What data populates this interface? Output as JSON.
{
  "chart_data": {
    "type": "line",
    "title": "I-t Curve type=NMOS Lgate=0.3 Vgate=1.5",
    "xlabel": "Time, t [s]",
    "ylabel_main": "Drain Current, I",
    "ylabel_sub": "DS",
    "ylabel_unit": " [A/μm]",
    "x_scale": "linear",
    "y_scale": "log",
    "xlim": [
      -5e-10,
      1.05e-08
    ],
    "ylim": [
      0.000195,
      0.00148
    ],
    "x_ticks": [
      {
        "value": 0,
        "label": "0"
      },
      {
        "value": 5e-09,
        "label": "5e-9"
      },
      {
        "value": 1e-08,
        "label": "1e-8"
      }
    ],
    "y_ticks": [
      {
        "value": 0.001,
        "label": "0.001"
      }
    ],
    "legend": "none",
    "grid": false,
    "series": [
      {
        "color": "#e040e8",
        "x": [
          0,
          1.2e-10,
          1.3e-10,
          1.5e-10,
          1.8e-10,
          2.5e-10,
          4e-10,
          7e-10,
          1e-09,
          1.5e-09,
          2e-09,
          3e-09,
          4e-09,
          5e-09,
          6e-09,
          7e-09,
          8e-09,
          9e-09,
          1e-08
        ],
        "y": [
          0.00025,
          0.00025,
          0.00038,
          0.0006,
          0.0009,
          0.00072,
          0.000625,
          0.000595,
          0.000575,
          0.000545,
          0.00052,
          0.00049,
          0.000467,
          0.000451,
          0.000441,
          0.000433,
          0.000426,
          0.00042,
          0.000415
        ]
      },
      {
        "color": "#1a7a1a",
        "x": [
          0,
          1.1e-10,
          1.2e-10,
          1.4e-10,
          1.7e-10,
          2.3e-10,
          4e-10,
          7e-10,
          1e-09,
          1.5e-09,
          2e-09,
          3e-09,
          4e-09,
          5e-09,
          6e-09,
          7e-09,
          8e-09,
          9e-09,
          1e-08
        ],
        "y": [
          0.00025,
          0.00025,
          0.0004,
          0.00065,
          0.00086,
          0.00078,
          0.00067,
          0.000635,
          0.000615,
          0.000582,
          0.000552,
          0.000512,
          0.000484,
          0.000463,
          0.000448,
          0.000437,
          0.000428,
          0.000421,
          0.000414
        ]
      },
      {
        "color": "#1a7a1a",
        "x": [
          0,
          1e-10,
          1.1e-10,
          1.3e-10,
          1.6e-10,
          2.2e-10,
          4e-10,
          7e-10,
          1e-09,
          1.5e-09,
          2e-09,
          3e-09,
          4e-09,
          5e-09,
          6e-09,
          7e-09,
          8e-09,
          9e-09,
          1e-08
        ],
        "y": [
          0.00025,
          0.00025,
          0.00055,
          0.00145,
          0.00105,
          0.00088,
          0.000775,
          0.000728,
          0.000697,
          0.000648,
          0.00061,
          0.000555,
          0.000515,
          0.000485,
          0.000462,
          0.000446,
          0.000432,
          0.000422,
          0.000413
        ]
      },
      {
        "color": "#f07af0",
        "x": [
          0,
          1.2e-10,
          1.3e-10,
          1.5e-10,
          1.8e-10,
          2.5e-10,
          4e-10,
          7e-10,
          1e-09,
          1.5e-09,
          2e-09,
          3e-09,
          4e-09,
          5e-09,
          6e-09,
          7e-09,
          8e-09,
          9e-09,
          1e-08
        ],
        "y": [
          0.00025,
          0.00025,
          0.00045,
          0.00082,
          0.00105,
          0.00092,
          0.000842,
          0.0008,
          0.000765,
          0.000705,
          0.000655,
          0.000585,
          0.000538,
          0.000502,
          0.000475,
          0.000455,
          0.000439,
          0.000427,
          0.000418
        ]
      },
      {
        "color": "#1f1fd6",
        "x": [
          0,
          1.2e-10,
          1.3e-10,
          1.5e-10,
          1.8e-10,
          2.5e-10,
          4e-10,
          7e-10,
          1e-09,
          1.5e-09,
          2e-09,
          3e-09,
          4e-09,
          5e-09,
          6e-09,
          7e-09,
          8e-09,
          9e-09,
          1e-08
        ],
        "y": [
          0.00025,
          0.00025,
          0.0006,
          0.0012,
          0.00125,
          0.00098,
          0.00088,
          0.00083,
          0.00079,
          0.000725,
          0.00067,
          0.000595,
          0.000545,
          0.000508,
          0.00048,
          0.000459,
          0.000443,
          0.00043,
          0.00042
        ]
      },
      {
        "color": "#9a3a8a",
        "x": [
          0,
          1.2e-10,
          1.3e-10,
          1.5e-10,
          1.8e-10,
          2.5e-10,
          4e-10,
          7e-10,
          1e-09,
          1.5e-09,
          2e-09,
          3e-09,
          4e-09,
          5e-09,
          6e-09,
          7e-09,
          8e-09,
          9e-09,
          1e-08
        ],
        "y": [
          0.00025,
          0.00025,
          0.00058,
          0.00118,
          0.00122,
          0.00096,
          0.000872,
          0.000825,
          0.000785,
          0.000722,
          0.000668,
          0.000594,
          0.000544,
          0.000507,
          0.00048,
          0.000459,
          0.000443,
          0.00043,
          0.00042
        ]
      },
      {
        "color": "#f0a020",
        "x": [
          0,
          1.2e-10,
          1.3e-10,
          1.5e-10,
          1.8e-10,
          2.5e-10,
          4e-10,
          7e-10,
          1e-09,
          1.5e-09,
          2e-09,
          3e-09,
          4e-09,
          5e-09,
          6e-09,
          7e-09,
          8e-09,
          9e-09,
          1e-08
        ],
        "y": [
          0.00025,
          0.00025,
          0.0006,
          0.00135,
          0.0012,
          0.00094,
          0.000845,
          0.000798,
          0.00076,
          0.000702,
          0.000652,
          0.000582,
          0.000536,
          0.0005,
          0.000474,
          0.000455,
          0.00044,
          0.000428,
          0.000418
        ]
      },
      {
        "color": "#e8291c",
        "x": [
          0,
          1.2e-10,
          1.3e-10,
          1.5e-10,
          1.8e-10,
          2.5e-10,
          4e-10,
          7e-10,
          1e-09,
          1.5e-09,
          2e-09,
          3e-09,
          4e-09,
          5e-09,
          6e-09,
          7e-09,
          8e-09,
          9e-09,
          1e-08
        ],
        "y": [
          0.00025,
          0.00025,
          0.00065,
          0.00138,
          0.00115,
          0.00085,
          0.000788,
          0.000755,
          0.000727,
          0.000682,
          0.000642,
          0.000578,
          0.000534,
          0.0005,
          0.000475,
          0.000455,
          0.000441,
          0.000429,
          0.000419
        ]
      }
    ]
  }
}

....

Reproduce the data shown above exactly.

What data populates this interface? Output as JSON.
{
  "chart_data": {
    "type": "line",
    "title": "I-t Curve type=NMOS Lgate=0.3 Vgate=1.5",
    "xlabel": "Time, t [s]",
    "ylabel_main": "Drain Current, I",
    "ylabel_sub": "DS",
    "ylabel_unit": " [A/μm]",
    "x_scale": "linear",
    "y_scale": "log",
    "xlim": [
      -5e-10,
      1.05e-08
    ],
    "ylim": [
      0.000195,
      0.00148
    ],
    "x_ticks": [
      {
        "value": 0,
        "label": "0"
      },
      {
        "value": 5e-09,
        "label": "5e-9"
      },
      {
        "value": 1e-08,
        "label": "1e-8"
      }
    ],
    "y_ticks": [
      {
        "value": 0.001,
        "label": "0.001"
      }
    ],
    "legend": "none",
    "grid": false,
    "series": [
      {
        "color": "#e040e8",
        "x": [
          0,
          1.2e-10,
          1.3e-10,
          1.5e-10,
          1.8e-10,
          2.5e-10,
          4e-10,
          7e-10,
          1e-09,
          1.5e-09,
          2e-09,
          3e-09,
          4e-09,
          5e-09,
          6e-09,
          7e-09,
          8e-09,
          9e-09,
          1e-08
        ],
        "y": [
          0.00025,
          0.00025,
          0.00038,
          0.0006,
          0.0009,
          0.00072,
          0.000625,
          0.000595,
          0.000575,
          0.000545,
          0.00052,
          0.00049,
          0.000467,
          0.000451,
          0.000441,
          0.000433,
          0.000426,
          0.00042,
          0.000415
        ]
      },
      {
        "color": "#1a7a1a",
        "x": [
          0,
          1.1e-10,
          1.2e-10,
          1.4e-10,
          1.7e-10,
          2.3e-10,
          4e-10,
          7e-10,
          1e-09,
          1.5e-09,
          2e-09,
          3e-09,
          4e-09,
          5e-09,
          6e-09,
          7e-09,
          8e-09,
          9e-09,
          1e-08
        ],
        "y": [
          0.00025,
          0.00025,
          0.0004,
          0.00065,
          0.00086,
          0.00078,
          0.00067,
          0.000635,
          0.000615,
          0.000582,
          0.000552,
          0.000512,
          0.000484,
          0.000463,
          0.000448,
          0.000437,
          0.000428,
          0.000421,
          0.000414
        ]
      },
      {
        "color": "#1a7a1a",
        "x": [
          0,
          1e-10,
          1.1e-10,
          1.3e-10,
          1.6e-10,
          2.2e-10,
          4e-10,
          7e-10,
          1e-09,
          1.5e-09,
          2e-09,
          3e-09,
          4e-09,
          5e-09,
          6e-09,
          7e-09,
          8e-09,
          9e-09,
          1e-08
        ],
        "y": [
          0.00025,
          0.00025,
          0.00055,
          0.00145,
          0.00105,
          0.00088,
          0.000775,
          0.000728,
          0.000697,
          0.000648,
          0.00061,
          0.000555,
          0.000515,
          0.000485,
          0.000462,
          0.000446,
          0.000432,
          0.000422,
          0.000413
        ]
      },
      {
        "color": "#f07af0",
        "x": [
          0,
          1.2e-10,
          1.3e-10,
          1.5e-10,
          1.8e-10,
          2.5e-10,
          4e-10,
          7e-10,
          1e-09,
          1.5e-09,
          2e-09,
          3e-09,
          4e-09,
          5e-09,
          6e-09,
          7e-09,
          8e-09,
          9e-09,
          1e-08
        ],
        "y": [
          0.00025,
          0.00025,
          0.00045,
          0.00082,
          0.00105,
          0.00092,
          0.000842,
          0.0008,
          0.000765,
          0.000705,
          0.000655,
          0.000585,
          0.000538,
          0.000502,
          0.000475,
          0.000455,
          0.000439,
          0.000427,
          0.000418
        ]
      },
      {
        "color": "#1f1fd6",
        "x": [
          0,
          1.2e-10,
          1.3e-10,
          1.5e-10,
          1.8e-10,
          2.5e-10,
          4e-10,
          7e-10,
          1e-09,
          1.5e-09,
          2e-09,
          3e-09,
          4e-09,
          5e-09,
          6e-09,
          7e-09,
          8e-09,
          9e-09,
          1e-08
        ],
        "y": [
          0.00025,
          0.00025,
          0.0006,
          0.0012,
          0.00125,
          0.00098,
          0.00088,
          0.00083,
          0.00079,
          0.000725,
          0.00067,
          0.000595,
          0.000545,
          0.000508,
          0.00048,
          0.000459,
          0.000443,
          0.00043,
          0.00042
        ]
      },
      {
        "color": "#9a3a8a",
        "x": [
          0,
          1.2e-10,
          1.3e-10,
          1.5e-10,
          1.8e-10,
          2.5e-10,
          4e-10,
          7e-10,
          1e-09,
          1.5e-09,
          2e-09,
          3e-09,
          4e-09,
          5e-09,
          6e-09,
          7e-09,
          8e-09,
          9e-09,
          1e-08
        ],
        "y": [
          0.00025,
          0.00025,
          0.00058,
          0.00118,
          0.00122,
          0.00096,
          0.000872,
          0.000825,
          0.000785,
          0.000722,
          0.000668,
          0.000594,
          0.000544,
          0.000507,
          0.00048,
          0.000459,
          0.000443,
          0.00043,
          0.00042
        ]
      },
      {
        "color": "#f0a020",
        "x": [
          0,
          1.2e-10,
          1.3e-10,
          1.5e-10,
          1.8e-10,
          2.5e-10,
          4e-10,
          7e-10,
          1e-09,
          1.5e-09,
          2e-09,
          3e-09,
          4e-09,
          5e-09,
          6e-09,
          7e-09,
          8e-09,
          9e-09,
          1e-08
        ],
        "y": [
          0.00025,
          0.00025,
          0.0006,
          0.00135,
          0.0012,
          0.00094,
          0.000845,
          0.000798,
          0.00076,
          0.000702,
          0.000652,
          0.000582,
          0.000536,
          0.0005,
          0.000474,
          0.000455,
          0.00044,
          0.000428,
          0.000418
        ]
      },
      {
        "color": "#e8291c",
        "x": [
          0,
          1.2e-10,
          1.3e-10,
          1.5e-10,
          1.8e-10,
          2.5e-10,
          4e-10,
          7e-10,
          1e-09,
          1.5e-09,
          2e-09,
          3e-09,
          4e-09,
          5e-09,
          6e-09,
          7e-09,
          8e-09,
          9e-09,
          1e-08
        ],
        "y": [
          0.00025,
          0.00025,
          0.00065,
          0.00138,
          0.00115,
          0.00085,
          0.000788,
          0.000755,
          0.000727,
          0.000682,
          0.000642,
          0.000578,
          0.000534,
          0.0005,
          0.000475,
          0.000455,
          0.000441,
          0.000429,
          0.000419
        ]
      }
    ]
  }
}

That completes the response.